◆ WHAT THE TASK REQUIRES: Repeat the whole listing below, word for word.

--- START INPUT ROWS ---

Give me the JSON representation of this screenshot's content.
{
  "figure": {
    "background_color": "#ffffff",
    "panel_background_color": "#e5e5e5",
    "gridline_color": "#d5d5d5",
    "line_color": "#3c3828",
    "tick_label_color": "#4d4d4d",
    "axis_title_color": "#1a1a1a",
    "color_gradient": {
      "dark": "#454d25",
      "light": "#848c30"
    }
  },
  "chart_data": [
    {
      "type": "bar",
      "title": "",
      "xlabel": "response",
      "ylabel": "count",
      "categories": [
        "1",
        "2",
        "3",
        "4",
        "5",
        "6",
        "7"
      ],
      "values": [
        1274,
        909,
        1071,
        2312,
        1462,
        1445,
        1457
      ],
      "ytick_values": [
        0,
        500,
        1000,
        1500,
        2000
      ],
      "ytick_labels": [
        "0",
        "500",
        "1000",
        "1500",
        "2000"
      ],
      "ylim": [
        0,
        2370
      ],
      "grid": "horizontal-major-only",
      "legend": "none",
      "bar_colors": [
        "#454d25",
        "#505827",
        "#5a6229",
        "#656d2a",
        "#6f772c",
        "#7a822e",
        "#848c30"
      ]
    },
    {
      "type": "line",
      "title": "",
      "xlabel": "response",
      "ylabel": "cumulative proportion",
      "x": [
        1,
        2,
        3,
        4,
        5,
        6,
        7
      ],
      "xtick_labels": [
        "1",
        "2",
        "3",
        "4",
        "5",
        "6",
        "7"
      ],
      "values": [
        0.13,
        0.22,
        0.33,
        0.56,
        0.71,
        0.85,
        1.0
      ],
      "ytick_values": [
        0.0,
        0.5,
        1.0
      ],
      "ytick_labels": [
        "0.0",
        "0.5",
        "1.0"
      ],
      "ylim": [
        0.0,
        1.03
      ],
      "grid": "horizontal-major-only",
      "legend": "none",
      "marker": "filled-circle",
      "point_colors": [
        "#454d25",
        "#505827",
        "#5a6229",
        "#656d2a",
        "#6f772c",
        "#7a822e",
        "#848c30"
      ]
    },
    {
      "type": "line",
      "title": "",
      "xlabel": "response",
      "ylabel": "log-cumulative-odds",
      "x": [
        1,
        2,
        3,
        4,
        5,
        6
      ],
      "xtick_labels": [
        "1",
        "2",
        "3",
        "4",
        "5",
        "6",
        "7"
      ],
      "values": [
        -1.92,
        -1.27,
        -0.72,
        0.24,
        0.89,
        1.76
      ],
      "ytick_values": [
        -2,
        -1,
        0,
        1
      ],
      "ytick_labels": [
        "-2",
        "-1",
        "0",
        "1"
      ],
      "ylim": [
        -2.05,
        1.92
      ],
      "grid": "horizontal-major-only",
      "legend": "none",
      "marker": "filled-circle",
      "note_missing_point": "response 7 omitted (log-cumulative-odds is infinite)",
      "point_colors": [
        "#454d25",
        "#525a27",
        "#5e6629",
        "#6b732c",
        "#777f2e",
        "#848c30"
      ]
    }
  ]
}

--- END INPUT ROWS ---

◆ RESULT FOR THIS EXERCISE:
Give me the JSON representation of this screenshot's content.
{
  "figure": {
    "background_color": "#ffffff",
    "panel_background_color": "#e5e5e5",
    "gridline_color": "#d5d5d5",
    "line_color": "#3c3828",
    "tick_label_color": "#4d4d4d",
    "axis_title_color": "#1a1a1a",
    "color_gradient": {
      "dark": "#454d25",
      "light": "#848c30"
    }
  },
  "chart_data": [
    {
      "type": "bar",
      "title": "",
      "xlabel": "response",
      "ylabel": "count",
      "categories": [
        "1",
        "2",
        "3",
        "4",
        "5",
        "6",
        "7"
      ],
      "values": [
        1274,
        909,
        1071,
        2312,
        1462,
        1445,
        1457
      ],
      "ytick_values": [
        0,
        500,
        1000,
        1500,
        2000
      ],
      "ytick_labels": [
        "0",
        "500",
        "1000",
        "1500",
        "2000"
      ],
      "ylim": [
        0,
        2370
      ],
      "grid": "horizontal-major-only",
      "legend": "none",
      "bar_colors": [
        "#454d25",
        "#505827",
        "#5a6229",
        "#656d2a",
        "#6f772c",
        "#7a822e",
        "#848c30"
      ]
    },
    {
      "type": "line",
      "title": "",
      "xlabel": "response",
      "ylabel": "cumulative proportion",
      "x": [
        1,
        2,
        3,
        4,
        5,
        6,
        7
      ],
      "xtick_labels": [
        "1",
        "2",
        "3",
        "4",
        "5",
        "6",
        "7"
      ],
      "values": [
        0.13,
        0.22,
        0.33,
        0.56,
        0.71,
        0.85,
        1.0
      ],
      "ytick_values": [
        0.0,
        0.5,
        1.0
      ],
      "ytick_labels": [
        "0.0",
        "0.5",
        "1.0"
      ],
      "ylim": [
        0.0,
        1.03
      ],
      "grid": "horizontal-major-only",
      "legend": "none",
      "marker": "filled-circle",
      "point_colors": [
        "#454d25",
        "#505827",
        "#5a6229",
        "#656d2a",
        "#6f772c",
        "#7a822e",
        "#848c30"
      ]
    },
    {
      "type": "line",
      "title": "",
      "xlabel": "response",
      "ylabel": "log-cumulative-odds",
      "x": [
        1,
        2,
        3,
        4,
        5,
        6
      ],
      "xtick_labels": [
        "1",
        "2",
        "3",
        "4",
        "5",
        "6",
        "7"
      ],
      "values": [
        -1.92,
        -1.27,
        -0.72,
        0.24,
        0.89,
        1.76
      ],
      "ytick_values": [
        -2,
        -1,
        0,
        1
      ],
      "ytick_labels": [
        "-2",
        "-1",
        "0",
        "1"
      ],
      "ylim": [
        -2.05,
        1.92
      ],
      "grid": "horizontal-major-only",
      "legend": "none",
      "marker": "filled-circle",
      "note_missing_point": "response 7 omitted (log-cumulative-odds is infinite)",
      "point_colors": [
        "#454d25",
        "#525a27",
        "#5e6629",
        "#6b732c",
        "#777f2e",
        "#848c30"
      ]
    }
  ]
}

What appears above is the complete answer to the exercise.